Challenge = List each line of the data that holds the string "structured", please.
——————
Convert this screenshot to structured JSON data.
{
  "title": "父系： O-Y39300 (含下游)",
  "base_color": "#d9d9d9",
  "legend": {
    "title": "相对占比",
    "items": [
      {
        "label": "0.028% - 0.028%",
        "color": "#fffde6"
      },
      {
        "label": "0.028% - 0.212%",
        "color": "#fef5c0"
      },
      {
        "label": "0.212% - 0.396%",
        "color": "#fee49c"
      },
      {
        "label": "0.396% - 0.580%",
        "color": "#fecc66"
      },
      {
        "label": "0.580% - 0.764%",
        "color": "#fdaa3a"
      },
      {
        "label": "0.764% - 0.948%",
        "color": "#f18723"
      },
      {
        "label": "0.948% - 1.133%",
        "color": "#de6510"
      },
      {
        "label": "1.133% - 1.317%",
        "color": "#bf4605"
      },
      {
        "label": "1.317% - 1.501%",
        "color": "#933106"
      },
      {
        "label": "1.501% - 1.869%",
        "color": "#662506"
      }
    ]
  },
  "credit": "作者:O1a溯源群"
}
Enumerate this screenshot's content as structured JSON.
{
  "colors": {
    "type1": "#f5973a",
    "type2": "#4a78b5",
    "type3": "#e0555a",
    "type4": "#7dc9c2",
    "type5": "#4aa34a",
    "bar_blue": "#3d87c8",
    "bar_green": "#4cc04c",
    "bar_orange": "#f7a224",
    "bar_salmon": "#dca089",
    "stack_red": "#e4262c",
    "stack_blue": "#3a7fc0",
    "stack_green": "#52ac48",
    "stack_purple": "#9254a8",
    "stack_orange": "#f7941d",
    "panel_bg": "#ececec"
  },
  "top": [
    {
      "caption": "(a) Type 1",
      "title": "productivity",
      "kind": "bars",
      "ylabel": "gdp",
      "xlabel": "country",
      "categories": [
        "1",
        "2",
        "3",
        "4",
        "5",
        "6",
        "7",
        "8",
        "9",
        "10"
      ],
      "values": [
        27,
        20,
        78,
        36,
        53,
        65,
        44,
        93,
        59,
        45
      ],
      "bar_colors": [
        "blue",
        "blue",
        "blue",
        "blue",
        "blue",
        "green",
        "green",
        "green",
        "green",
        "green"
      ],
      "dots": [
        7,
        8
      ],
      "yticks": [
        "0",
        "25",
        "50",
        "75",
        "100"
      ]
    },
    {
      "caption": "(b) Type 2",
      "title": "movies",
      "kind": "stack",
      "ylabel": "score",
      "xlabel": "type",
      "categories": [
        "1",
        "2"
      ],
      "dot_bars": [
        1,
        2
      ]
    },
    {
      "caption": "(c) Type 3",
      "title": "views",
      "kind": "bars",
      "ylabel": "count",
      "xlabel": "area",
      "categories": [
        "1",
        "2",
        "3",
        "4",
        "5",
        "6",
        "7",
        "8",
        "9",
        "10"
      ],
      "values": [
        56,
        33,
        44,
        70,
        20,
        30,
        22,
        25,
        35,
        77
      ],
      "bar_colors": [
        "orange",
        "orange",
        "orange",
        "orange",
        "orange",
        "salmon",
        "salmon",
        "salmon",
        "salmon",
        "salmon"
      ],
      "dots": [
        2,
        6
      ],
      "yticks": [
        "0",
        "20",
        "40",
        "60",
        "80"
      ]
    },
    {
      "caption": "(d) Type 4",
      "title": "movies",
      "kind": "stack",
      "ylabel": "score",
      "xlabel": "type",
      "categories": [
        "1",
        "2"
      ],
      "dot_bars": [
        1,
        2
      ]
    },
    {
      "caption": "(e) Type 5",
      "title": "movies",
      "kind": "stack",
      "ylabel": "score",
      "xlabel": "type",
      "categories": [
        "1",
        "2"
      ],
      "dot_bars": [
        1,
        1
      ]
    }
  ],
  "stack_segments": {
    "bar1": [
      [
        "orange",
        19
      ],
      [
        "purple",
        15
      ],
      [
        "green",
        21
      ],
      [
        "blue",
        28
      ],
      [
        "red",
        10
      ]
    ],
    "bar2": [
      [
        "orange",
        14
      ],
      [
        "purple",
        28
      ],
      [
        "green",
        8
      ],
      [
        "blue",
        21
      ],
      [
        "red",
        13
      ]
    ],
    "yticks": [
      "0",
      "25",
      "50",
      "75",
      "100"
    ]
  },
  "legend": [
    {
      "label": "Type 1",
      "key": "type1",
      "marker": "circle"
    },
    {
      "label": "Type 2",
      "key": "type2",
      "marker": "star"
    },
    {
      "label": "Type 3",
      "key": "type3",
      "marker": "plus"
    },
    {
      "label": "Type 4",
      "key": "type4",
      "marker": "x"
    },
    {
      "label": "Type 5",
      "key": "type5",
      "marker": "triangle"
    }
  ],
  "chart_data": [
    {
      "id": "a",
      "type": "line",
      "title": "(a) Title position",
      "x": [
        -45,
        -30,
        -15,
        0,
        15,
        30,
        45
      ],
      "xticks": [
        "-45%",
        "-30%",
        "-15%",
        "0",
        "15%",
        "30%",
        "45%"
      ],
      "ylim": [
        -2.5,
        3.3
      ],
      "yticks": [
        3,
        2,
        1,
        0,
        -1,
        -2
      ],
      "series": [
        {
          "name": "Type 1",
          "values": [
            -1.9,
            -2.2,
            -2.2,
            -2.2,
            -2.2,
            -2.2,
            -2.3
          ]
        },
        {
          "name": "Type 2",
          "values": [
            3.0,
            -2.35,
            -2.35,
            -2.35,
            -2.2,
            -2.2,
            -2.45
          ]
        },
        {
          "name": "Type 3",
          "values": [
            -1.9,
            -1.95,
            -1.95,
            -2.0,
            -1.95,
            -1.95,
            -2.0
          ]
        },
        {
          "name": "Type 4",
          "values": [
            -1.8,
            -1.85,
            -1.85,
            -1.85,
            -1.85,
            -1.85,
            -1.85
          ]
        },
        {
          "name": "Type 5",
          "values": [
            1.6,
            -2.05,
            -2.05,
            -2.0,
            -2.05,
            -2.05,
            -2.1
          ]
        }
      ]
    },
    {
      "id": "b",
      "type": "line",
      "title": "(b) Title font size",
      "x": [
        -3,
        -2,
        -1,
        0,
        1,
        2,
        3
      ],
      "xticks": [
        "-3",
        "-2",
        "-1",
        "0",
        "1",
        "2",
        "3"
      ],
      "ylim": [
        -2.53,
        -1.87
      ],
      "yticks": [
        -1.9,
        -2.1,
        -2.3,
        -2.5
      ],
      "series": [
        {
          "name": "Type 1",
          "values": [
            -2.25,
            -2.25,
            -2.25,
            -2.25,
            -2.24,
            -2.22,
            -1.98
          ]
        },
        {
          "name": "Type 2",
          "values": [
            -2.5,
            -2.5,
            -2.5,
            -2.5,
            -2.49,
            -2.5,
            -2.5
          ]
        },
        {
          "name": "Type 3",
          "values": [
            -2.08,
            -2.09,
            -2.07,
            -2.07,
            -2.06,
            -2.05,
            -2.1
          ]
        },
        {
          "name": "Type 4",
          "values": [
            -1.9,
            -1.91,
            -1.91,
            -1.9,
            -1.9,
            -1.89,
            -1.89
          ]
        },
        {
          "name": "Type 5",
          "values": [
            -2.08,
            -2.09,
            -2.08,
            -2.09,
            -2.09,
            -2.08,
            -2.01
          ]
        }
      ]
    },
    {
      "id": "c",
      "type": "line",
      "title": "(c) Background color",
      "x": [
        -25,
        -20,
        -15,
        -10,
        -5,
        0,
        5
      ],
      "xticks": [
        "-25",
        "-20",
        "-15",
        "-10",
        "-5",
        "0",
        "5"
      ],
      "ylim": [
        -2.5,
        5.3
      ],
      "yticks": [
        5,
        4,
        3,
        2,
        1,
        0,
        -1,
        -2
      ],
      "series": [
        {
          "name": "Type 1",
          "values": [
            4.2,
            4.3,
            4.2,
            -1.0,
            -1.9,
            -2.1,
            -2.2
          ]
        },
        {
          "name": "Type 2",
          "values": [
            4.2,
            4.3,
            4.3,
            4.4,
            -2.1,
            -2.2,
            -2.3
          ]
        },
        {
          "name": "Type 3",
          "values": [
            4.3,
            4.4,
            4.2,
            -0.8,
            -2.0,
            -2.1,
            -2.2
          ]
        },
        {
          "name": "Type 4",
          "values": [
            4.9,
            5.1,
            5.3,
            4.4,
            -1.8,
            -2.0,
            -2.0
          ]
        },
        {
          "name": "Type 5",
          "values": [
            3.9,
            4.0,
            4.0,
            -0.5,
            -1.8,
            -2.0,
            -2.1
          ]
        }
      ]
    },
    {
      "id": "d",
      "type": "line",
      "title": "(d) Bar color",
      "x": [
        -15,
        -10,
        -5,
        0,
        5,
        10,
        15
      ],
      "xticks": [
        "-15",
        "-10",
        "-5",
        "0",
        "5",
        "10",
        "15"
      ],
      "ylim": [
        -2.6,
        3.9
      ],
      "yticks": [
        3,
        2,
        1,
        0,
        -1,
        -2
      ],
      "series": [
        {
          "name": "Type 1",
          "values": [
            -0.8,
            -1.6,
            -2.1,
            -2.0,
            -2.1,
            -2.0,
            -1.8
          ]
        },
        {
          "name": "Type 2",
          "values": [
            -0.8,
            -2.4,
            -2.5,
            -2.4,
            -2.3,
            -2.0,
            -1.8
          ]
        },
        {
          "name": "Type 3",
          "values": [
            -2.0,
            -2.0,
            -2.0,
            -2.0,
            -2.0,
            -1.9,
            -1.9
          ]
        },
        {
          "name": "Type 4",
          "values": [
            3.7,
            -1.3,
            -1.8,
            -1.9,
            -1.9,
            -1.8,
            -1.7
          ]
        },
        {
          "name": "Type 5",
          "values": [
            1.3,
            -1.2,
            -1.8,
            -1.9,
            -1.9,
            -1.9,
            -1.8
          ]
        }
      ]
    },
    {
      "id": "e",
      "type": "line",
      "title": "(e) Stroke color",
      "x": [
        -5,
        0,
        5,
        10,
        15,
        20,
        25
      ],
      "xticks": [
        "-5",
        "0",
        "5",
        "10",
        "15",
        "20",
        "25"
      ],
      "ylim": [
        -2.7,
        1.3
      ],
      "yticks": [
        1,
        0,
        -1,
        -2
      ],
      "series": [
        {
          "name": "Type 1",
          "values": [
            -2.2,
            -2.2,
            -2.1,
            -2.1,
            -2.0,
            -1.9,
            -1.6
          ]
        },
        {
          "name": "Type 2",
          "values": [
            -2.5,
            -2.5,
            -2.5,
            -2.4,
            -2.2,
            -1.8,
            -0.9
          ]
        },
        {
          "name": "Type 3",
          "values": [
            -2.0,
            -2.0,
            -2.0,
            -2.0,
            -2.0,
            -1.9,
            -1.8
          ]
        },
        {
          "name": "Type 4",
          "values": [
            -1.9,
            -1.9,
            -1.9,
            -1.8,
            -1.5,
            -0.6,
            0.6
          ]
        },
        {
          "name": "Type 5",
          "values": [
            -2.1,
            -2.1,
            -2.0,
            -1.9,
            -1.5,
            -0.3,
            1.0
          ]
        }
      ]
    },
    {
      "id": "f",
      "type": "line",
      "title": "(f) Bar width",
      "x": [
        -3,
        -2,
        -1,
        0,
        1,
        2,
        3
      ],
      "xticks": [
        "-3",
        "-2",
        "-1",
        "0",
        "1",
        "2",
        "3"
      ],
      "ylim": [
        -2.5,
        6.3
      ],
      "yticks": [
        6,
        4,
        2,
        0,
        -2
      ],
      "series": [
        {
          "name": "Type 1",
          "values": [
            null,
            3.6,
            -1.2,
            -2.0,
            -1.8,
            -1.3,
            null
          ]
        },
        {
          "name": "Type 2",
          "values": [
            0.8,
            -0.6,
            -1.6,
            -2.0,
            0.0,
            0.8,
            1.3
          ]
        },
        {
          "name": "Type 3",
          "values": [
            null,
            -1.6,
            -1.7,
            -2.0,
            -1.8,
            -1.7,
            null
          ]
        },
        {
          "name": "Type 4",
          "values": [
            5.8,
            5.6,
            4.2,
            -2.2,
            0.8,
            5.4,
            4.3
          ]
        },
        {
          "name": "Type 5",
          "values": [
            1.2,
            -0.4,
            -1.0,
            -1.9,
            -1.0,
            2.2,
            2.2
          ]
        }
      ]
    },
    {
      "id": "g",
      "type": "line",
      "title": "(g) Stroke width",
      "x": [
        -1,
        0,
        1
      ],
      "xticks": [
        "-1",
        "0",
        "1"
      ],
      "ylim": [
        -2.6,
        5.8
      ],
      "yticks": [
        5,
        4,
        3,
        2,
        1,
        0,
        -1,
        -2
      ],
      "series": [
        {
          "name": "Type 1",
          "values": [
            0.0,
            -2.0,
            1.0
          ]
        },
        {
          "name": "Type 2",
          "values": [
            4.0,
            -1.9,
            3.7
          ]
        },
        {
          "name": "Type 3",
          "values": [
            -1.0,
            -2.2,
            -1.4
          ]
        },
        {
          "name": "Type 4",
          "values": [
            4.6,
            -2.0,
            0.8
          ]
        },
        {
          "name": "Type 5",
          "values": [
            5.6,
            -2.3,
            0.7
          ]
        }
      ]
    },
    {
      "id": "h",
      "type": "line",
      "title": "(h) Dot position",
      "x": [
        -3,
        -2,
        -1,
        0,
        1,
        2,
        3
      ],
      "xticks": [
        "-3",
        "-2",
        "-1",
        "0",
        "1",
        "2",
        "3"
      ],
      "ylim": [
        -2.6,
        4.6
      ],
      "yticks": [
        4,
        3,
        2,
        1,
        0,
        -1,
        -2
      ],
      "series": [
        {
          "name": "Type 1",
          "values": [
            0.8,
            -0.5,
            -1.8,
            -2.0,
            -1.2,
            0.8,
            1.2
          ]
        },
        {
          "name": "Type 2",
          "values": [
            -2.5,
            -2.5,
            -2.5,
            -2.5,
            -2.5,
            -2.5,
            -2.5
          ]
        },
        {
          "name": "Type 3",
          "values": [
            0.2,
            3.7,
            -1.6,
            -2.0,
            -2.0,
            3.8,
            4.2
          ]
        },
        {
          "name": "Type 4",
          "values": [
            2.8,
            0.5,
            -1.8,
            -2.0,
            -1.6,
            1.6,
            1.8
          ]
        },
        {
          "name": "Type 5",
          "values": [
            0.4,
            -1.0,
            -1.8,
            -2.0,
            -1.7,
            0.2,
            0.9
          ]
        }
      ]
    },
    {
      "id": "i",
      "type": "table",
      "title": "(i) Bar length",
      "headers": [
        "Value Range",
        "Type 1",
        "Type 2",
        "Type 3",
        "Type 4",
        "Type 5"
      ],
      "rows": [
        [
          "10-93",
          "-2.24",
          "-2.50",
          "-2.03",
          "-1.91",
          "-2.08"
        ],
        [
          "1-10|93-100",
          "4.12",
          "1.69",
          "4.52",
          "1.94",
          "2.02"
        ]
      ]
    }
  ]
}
——————
Expected answer =
Convert this screenshot to structured JSON data.
Enumerate this screenshot's content as structured JSON.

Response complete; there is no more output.